TEXTO DE LECTURA:
□ □ □ □
Cómo citar: San Martín Castro, César. Derecho Procesal Penal. Lecciones. Segunda edición, Lima: Instituto Peruano de Criminología y Ciencias Penales y Centro de Altos Estudios en Ciencias Jurídicas, Políticas y Sociales, 2020, pp. 16-20.
Fuentes del derecho procesal penal
1. Concepto. Legalidad procesal penal
La noción fuente de derecho puede definirse como el procedimiento a través del cual se produce, válidamente, normas jurídicas que adquieren el rango de obligatoriedad propio del derecho [RUBIO CORREA]. En esta perspectiva, la teoría del derecho asume como tales: la legislación, la costumbre, los principios generales del derecho y la jurisprudencia.
Si se toma en cuenta la forma en que las normas jurídicas se manifiestan, su régimen jurídico, se tiene que en el derecho procesal, la legislación es la fuente formal más importante: principio de supremacía de la ley —principio de reserva material de ley—, en cuya virtud los procesos se han de desarrollar con arreglo a ella [MONTERO].
La Ley, por tanto, es la fuente básica, fundamental y preferente del derecho procesal penal, de suerte que las demás fuentes del derecho se aplicarán si se acomodan a los principios fundamentales de la ley, es decir) tienen un carácter de segundo grado o indirecto [FENECH].
En muy contados casos, de mero carácter ordenatorio —siempre que la ley haya asumido la regulación esencial de la materia en cuestión [ORTELLS]—, algunas instituciones procesales se desarrollan, sobre la base de una norma con rango de ley, a través de disposiciones reglamentarias dictadas tanto por el Poder Ejecutivo cuanto por los órganos de Gobierno del Poder Judicial y del Ministerio Público (por ejemplo: artículos 120,3, 127.6, 223.2 y 252), siempre en la esfera de sus atribuciones y cuando les corresponda actuar a los órganos que la integran, cuya aplicación está condicionada a la conformidad con la Constitución y la Ley.
□ □ □ □
MATERIAL PROPORCIONADO:
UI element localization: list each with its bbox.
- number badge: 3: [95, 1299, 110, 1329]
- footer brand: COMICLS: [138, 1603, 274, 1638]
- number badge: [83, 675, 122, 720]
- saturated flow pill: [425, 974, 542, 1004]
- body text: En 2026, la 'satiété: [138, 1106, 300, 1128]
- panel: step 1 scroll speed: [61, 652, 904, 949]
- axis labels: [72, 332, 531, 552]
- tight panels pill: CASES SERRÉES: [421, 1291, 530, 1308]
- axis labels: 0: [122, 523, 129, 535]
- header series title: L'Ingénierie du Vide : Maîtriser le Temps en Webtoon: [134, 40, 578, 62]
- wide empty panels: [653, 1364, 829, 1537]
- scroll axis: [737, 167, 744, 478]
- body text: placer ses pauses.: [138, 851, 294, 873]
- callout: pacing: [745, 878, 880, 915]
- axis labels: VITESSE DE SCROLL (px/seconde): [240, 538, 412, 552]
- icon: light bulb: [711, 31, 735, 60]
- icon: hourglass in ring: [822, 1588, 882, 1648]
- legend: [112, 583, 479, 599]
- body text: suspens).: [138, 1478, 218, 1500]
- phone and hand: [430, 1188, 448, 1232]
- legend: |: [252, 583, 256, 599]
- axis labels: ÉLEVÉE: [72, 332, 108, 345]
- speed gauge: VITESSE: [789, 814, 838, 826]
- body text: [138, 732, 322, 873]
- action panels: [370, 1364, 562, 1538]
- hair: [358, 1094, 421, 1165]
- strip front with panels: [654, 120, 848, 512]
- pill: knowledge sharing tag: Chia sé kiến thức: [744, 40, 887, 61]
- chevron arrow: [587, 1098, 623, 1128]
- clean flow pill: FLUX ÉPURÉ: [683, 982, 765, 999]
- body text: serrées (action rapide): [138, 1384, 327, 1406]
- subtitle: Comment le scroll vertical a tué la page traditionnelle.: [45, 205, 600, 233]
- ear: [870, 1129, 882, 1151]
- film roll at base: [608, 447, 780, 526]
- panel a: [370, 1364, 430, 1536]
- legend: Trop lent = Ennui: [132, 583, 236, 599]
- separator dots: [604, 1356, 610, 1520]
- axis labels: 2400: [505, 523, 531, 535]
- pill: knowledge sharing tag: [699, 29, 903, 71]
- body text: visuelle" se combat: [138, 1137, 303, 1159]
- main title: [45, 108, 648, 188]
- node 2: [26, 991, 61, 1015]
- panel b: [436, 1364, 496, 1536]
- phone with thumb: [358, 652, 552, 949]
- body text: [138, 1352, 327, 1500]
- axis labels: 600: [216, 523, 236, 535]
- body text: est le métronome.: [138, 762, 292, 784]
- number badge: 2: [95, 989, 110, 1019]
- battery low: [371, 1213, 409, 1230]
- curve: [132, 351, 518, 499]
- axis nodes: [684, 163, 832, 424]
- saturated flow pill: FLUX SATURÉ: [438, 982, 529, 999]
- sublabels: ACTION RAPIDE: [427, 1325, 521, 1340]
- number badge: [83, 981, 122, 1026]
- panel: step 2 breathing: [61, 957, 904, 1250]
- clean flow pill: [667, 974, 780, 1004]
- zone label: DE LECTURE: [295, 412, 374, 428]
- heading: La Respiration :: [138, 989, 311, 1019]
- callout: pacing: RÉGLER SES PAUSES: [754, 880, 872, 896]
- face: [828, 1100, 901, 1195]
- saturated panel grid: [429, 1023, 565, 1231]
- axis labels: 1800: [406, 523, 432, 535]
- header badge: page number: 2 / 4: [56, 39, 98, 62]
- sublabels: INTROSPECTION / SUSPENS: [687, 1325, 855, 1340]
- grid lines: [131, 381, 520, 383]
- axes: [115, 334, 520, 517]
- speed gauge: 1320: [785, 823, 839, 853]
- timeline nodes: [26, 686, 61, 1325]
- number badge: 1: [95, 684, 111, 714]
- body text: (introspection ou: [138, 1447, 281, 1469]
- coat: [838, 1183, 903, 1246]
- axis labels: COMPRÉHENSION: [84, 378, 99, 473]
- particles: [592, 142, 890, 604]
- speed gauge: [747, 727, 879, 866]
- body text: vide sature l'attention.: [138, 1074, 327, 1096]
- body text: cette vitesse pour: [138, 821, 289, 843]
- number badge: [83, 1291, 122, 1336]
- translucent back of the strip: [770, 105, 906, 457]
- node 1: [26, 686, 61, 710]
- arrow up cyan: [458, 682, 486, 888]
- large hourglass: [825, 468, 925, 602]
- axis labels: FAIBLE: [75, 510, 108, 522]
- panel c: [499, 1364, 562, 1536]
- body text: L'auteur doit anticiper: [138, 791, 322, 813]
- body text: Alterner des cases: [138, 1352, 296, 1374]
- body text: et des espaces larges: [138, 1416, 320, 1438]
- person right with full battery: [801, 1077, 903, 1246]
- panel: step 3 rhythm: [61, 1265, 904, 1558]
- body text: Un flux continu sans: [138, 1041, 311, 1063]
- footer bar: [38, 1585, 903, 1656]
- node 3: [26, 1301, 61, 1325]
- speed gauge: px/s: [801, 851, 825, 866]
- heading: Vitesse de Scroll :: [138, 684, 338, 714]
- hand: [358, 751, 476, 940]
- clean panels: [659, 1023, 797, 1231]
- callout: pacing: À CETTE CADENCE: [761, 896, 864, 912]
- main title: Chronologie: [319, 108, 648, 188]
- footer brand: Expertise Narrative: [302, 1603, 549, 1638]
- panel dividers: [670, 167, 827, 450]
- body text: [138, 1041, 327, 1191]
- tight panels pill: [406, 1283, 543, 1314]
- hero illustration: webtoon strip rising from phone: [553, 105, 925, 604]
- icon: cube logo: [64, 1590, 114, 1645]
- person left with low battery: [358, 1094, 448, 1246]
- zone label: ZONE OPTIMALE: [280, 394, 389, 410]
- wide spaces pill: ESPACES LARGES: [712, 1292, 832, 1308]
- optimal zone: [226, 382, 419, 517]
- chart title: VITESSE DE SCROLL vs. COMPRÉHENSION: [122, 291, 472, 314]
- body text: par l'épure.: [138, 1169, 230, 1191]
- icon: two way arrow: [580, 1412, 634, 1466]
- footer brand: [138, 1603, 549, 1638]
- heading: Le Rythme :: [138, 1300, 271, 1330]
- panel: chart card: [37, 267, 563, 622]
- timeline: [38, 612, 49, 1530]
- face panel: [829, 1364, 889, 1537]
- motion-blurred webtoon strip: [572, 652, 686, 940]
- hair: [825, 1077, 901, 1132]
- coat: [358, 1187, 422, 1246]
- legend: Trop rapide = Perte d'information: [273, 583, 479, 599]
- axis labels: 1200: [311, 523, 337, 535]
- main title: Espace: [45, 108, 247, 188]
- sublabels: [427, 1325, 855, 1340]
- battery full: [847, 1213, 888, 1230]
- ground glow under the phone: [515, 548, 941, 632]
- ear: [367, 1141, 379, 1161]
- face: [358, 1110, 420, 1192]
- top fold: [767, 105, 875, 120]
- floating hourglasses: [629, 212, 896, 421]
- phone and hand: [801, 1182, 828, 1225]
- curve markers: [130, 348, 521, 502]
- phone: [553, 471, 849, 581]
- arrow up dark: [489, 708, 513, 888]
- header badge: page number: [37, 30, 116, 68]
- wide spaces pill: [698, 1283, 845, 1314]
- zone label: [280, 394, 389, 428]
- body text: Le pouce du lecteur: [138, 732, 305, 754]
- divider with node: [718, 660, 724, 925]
□ □ □ □
EJERCICIOS PROPUESTOS:
a – Enumere las fuentes del derecho que, según el texto sobre las fuentes del derecho procesal penal, asume como tales la teoría del derecho.
b – Indique si cada una de las siguientes afirmaciones concuerda con el texto sobre las fuentes del derecho procesal penal. Responda sí o no y cite literalmente las palabras del texto que lo determinan.
(i) En el derecho procesal, la jurisprudencia es la fuente formal más importante.
(ii) Las fuentes del derecho distintas de la ley tienen un carácter de segundo grado o indirecto.
(iii) Las disposiciones reglamentarias pueden ser dictadas por el Poder Ejecutivo.
c – Transcriba el fragmento del texto sobre las fuentes del derecho procesal penal comprendido entre "En muy contados" y "Constitución y la Ley.", ambos incluidos.
El material procede de una fuente distinta.

RESULTADOS POR EJERCICIO:
a – La legislación, la costumbre, los principios generales del derecho y la jurisprudencia.

b –
(i) No: «en el derecho procesal, la legislación es la fuente formal más importante».
(ii) Sí: «tienen un carácter de segundo grado o indirecto».
(iii) Sí: «disposiciones reglamentarias dictadas tanto por el Poder Ejecutivo cuanto por los órganos de Gobierno del Poder Judicial y del Ministerio Público».

c –
En muy contados casos, de mero carácter ordenatorio —siempre que la ley haya asumido la regulación esencial de la materia en cuestión [ORTELLS]—, algunas instituciones procesales se desarrollan, sobre la base de una norma con rango de ley, a través de disposiciones reglamentarias dictadas tanto por el Poder Ejecutivo cuanto por los órganos de Gobierno del Poder Judicial y del Ministerio Público (por ejemplo: artículos 120,3, 127.6, 223.2 y 252), siempre en la esfera de sus atribuciones y cuando les corresponda actuar a los órganos que la integran, cuya aplicación está condicionada a la conformidad con la Constitución y la Ley.